* **REQUEST**
Print each of the entries exactly, leaving nothing out.

'''

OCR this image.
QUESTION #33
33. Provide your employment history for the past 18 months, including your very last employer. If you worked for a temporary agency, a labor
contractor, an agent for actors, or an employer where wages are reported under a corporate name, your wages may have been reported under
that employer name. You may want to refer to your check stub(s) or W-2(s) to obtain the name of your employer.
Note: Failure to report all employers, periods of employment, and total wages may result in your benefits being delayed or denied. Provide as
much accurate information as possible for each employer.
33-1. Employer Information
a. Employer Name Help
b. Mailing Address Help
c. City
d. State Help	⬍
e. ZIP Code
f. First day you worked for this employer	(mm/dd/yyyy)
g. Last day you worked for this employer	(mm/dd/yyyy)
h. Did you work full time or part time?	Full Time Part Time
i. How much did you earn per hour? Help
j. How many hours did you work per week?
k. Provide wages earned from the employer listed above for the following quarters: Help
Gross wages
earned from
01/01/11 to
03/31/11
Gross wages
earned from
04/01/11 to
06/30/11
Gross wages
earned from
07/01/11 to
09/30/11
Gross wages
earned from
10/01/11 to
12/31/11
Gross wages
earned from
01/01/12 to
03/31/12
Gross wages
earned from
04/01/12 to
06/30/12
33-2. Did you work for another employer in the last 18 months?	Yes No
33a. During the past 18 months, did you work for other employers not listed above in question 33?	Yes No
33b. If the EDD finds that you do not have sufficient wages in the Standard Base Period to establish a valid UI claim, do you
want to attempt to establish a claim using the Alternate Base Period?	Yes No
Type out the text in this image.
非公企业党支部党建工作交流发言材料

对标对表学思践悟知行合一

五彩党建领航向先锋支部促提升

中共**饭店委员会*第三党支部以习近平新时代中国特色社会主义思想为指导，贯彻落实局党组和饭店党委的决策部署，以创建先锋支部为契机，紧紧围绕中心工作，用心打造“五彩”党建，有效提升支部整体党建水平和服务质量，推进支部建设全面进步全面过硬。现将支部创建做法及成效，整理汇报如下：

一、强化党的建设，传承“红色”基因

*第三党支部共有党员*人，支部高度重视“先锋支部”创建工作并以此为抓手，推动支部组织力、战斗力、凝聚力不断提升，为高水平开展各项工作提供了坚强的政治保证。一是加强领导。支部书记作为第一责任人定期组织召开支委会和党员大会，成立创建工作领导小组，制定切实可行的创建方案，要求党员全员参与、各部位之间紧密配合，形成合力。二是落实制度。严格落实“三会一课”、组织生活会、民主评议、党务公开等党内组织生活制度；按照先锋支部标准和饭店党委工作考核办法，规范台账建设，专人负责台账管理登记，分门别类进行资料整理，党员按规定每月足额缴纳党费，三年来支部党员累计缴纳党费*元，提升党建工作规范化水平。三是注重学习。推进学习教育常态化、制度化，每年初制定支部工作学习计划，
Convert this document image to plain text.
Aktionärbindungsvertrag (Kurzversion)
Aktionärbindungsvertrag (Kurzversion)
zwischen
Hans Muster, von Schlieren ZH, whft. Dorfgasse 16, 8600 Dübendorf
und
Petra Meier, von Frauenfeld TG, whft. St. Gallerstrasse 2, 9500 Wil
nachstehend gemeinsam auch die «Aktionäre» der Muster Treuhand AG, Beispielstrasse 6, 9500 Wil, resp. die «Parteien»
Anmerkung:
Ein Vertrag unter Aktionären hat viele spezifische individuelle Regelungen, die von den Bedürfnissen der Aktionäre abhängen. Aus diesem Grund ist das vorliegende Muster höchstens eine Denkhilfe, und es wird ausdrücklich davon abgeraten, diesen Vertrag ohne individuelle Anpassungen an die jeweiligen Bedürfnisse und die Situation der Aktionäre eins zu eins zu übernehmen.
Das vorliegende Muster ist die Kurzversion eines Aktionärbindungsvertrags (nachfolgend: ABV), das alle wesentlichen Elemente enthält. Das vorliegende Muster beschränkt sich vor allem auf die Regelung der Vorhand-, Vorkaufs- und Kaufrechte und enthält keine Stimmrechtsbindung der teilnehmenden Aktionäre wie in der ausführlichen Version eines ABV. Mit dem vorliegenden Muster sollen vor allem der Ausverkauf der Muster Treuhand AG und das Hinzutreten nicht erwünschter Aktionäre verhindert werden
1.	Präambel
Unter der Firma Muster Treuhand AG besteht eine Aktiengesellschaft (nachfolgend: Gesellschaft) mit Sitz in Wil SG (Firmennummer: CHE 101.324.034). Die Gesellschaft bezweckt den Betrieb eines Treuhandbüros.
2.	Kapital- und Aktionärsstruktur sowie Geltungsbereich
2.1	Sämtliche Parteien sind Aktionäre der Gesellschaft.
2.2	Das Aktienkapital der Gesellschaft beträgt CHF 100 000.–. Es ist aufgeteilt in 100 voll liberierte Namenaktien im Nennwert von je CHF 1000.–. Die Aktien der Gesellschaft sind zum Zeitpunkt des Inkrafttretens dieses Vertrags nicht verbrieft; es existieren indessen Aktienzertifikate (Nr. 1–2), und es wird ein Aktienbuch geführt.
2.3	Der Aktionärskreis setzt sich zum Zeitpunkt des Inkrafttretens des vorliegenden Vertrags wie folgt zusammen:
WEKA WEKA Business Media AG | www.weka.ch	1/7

'''

* **THE ANSWER**
OCR this image.
QUESTION #33
33. Provide your employment history for the past 18 months, including your very last employer. If you worked for a temporary agency, a labor
contractor, an agent for actors, or an employer where wages are reported under a corporate name, your wages may have been reported under
that employer name. You may want to refer to your check stub(s) or W-2(s) to obtain the name of your employer.
Note: Failure to report all employers, periods of employment, and total wages may result in your benefits being delayed or denied. Provide as
much accurate information as possible for each employer.
33-1. Employer Information
a. Employer Name Help
b. Mailing Address Help
c. City
d. State Help	⬍
e. ZIP Code
f. First day you worked for this employer	(mm/dd/yyyy)
g. Last day you worked for this employer	(mm/dd/yyyy)
h. Did you work full time or part time?	Full Time Part Time
i. How much did you earn per hour? Help
j. How many hours did you work per week?
k. Provide wages earned from the employer listed above for the following quarters: Help
Gross wages
earned from
01/01/11 to
03/31/11
Gross wages
earned from
04/01/11 to
06/30/11
Gross wages
earned from
07/01/11 to
09/30/11
Gross wages
earned from
10/01/11 to
12/31/11
Gross wages
earned from
01/01/12 to
03/31/12
Gross wages
earned from
04/01/12 to
06/30/12
33-2. Did you work for another employer in the last 18 months?	Yes No
33a. During the past 18 months, did you work for other employers not listed above in question 33?	Yes No
33b. If the EDD finds that you do not have sufficient wages in the Standard Base Period to establish a valid UI claim, do you
want to attempt to establish a claim using the Alternate Base Period?	Yes No
Type out the text in this image.
非公企业党支部党建工作交流发言材料

对标对表学思践悟知行合一

五彩党建领航向先锋支部促提升

中共**饭店委员会*第三党支部以习近平新时代中国特色社会主义思想为指导，贯彻落实局党组和饭店党委的决策部署，以创建先锋支部为契机，紧紧围绕中心工作，用心打造“五彩”党建，有效提升支部整体党建水平和服务质量，推进支部建设全面进步全面过硬。现将支部创建做法及成效，整理汇报如下：

一、强化党的建设，传承“红色”基因

*第三党支部共有党员*人，支部高度重视“先锋支部”创建工作并以此为抓手，推动支部组织力、战斗力、凝聚力不断提升，为高水平开展各项工作提供了坚强的政治保证。一是加强领导。支部书记作为第一责任人定期组织召开支委会和党员大会，成立创建工作领导小组，制定切实可行的创建方案，要求党员全员参与、各部位之间紧密配合，形成合力。二是落实制度。严格落实“三会一课”、组织生活会、民主评议、党务公开等党内组织生活制度；按照先锋支部标准和饭店党委工作考核办法，规范台账建设，专人负责台账管理登记，分门别类进行资料整理，党员按规定每月足额缴纳党费，三年来支部党员累计缴纳党费*元，提升党建工作规范化水平。三是注重学习。推进学习教育常态化、制度化，每年初制定支部工作学习计划，
Convert this document image to plain text.
Aktionärbindungsvertrag (Kurzversion)
Aktionärbindungsvertrag (Kurzversion)
zwischen
Hans Muster, von Schlieren ZH, whft. Dorfgasse 16, 8600 Dübendorf
und
Petra Meier, von Frauenfeld TG, whft. St. Gallerstrasse 2, 9500 Wil
nachstehend gemeinsam auch die «Aktionäre» der Muster Treuhand AG, Beispielstrasse 6, 9500 Wil, resp. die «Parteien»
Anmerkung:
Ein Vertrag unter Aktionären hat viele spezifische individuelle Regelungen, die von den Bedürfnissen der Aktionäre abhängen. Aus diesem Grund ist das vorliegende Muster höchstens eine Denkhilfe, und es wird ausdrücklich davon abgeraten, diesen Vertrag ohne individuelle Anpassungen an die jeweiligen Bedürfnisse und die Situation der Aktionäre eins zu eins zu übernehmen.
Das vorliegende Muster ist die Kurzversion eines Aktionärbindungsvertrags (nachfolgend: ABV), das alle wesentlichen Elemente enthält. Das vorliegende Muster beschränkt sich vor allem auf die Regelung der Vorhand-, Vorkaufs- und Kaufrechte und enthält keine Stimmrechtsbindung der teilnehmenden Aktionäre wie in der ausführlichen Version eines ABV. Mit dem vorliegenden Muster sollen vor allem der Ausverkauf der Muster Treuhand AG und das Hinzutreten nicht erwünschter Aktionäre verhindert werden
1.	Präambel
Unter der Firma Muster Treuhand AG besteht eine Aktiengesellschaft (nachfolgend: Gesellschaft) mit Sitz in Wil SG (Firmennummer: CHE 101.324.034). Die Gesellschaft bezweckt den Betrieb eines Treuhandbüros.
2.	Kapital- und Aktionärsstruktur sowie Geltungsbereich
2.1	Sämtliche Parteien sind Aktionäre der Gesellschaft.
2.2	Das Aktienkapital der Gesellschaft beträgt CHF 100 000.–. Es ist aufgeteilt in 100 voll liberierte Namenaktien im Nennwert von je CHF 1000.–. Die Aktien der Gesellschaft sind zum Zeitpunkt des Inkrafttretens dieses Vertrags nicht verbrieft; es existieren indessen Aktienzertifikate (Nr. 1–2), und es wird ein Aktienbuch geführt.
2.3	Der Aktionärskreis setzt sich zum Zeitpunkt des Inkrafttretens des vorliegenden Vertrags wie folgt zusammen:
WEKA WEKA Business Media AG | www.weka.ch	1/7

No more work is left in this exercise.